WORK TO BE COMPLETED: Which lines contain the word "bekannt"? Return each of them as written.

A block of data
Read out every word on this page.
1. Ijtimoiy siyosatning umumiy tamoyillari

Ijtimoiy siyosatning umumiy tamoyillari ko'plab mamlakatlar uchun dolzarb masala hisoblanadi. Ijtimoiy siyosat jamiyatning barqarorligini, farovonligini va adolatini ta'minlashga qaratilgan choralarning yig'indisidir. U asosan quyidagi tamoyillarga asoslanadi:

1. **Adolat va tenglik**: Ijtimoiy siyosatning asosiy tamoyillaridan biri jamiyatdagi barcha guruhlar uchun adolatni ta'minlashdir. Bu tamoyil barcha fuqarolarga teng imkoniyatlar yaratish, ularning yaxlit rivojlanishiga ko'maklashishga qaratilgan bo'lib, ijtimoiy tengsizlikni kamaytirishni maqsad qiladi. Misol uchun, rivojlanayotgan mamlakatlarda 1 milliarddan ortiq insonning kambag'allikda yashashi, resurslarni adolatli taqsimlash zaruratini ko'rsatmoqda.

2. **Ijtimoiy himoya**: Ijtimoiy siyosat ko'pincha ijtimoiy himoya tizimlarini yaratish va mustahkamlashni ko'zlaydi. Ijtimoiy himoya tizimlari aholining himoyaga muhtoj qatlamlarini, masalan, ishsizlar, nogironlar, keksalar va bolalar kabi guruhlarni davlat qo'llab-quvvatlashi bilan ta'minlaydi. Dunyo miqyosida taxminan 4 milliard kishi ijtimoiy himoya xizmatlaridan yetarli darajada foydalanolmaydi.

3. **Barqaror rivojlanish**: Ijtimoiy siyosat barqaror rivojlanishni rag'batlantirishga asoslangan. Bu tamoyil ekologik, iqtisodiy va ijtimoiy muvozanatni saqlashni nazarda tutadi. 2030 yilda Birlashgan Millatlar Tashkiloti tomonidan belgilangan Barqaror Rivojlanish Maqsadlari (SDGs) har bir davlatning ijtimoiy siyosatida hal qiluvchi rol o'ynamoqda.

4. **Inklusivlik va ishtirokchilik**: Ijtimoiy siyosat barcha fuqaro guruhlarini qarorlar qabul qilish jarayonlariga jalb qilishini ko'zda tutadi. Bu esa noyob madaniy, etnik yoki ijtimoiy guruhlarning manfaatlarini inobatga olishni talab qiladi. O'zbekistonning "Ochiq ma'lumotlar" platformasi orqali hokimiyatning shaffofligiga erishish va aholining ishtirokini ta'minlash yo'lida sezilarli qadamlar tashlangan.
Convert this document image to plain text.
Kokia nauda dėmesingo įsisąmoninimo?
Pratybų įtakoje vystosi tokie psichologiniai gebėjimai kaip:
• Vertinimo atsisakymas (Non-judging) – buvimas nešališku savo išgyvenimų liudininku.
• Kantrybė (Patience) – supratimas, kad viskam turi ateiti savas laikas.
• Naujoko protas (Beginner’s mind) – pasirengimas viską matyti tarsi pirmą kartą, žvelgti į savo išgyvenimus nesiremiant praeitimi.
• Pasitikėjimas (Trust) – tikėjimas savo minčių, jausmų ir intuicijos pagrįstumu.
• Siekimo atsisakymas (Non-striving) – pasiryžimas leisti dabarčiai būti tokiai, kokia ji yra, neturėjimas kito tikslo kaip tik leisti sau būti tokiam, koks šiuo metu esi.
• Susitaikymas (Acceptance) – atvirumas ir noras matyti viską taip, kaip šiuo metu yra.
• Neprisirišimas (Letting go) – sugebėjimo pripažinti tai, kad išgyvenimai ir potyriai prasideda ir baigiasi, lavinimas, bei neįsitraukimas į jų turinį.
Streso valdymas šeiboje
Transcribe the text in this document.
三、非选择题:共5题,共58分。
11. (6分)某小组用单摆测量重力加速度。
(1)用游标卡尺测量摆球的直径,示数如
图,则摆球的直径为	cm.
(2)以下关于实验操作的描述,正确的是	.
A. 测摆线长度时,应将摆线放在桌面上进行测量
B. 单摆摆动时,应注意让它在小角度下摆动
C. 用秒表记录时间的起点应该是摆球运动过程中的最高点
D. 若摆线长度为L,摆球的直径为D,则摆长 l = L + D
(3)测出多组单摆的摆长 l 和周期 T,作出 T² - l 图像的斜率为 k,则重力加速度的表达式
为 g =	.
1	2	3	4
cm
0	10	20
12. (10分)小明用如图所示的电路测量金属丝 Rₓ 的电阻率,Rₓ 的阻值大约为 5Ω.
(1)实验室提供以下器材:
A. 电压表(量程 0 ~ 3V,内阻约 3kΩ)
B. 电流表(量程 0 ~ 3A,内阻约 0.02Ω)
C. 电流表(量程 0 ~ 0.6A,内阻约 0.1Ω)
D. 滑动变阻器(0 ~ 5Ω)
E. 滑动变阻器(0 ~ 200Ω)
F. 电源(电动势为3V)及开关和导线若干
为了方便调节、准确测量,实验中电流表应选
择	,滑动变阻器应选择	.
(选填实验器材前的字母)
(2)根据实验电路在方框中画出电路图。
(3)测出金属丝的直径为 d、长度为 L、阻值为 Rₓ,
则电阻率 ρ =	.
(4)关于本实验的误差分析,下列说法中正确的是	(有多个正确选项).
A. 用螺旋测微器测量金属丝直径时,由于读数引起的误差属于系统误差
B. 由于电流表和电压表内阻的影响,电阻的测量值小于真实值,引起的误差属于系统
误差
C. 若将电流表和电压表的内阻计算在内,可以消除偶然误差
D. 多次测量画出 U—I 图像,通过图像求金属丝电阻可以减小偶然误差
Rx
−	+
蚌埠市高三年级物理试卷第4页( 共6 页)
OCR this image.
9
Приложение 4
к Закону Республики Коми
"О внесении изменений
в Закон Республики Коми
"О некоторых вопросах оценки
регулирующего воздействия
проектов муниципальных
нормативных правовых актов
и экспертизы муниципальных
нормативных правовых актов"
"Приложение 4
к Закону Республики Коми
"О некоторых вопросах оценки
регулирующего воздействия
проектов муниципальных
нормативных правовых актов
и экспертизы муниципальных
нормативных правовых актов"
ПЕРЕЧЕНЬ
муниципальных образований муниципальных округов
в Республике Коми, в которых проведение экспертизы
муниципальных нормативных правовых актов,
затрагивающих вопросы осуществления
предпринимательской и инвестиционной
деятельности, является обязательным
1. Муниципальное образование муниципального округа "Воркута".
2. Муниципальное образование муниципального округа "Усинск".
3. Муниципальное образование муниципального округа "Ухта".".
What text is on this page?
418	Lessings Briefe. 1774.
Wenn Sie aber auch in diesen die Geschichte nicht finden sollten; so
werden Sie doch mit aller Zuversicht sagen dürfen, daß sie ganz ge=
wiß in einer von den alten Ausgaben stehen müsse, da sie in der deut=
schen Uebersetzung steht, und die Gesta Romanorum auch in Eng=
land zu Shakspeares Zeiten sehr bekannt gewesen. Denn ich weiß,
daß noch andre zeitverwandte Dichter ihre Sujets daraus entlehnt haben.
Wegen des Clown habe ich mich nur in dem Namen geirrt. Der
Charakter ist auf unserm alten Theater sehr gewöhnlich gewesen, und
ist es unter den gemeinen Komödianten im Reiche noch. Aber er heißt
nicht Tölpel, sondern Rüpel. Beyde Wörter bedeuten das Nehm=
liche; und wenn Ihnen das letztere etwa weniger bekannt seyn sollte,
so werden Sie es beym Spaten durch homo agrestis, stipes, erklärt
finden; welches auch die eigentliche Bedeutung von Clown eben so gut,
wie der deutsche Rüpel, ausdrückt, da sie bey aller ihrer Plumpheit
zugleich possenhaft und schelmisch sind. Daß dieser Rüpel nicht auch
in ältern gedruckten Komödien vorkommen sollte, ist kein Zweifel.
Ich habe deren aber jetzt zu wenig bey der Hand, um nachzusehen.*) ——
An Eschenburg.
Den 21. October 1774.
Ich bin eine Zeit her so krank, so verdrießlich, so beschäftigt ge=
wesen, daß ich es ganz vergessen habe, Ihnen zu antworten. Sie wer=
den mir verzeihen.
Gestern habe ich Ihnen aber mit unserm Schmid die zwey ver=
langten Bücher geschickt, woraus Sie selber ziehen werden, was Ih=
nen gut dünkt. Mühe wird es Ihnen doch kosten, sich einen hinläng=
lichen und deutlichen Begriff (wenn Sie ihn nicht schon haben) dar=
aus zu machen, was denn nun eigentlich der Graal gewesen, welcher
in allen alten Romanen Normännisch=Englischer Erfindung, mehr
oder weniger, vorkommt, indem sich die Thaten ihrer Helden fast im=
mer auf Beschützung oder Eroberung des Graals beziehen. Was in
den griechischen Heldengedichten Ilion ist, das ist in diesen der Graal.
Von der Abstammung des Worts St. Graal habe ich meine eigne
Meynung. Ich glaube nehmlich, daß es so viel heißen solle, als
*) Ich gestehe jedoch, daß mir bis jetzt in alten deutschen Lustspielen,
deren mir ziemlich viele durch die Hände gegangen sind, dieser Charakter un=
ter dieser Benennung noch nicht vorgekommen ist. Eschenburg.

THE RESPONSE:
land zu Shakspeares Zeiten sehr bekannt gewesen. Denn ich weiß,
liche; und wenn Ihnen das letztere etwa weniger bekannt seyn sollte,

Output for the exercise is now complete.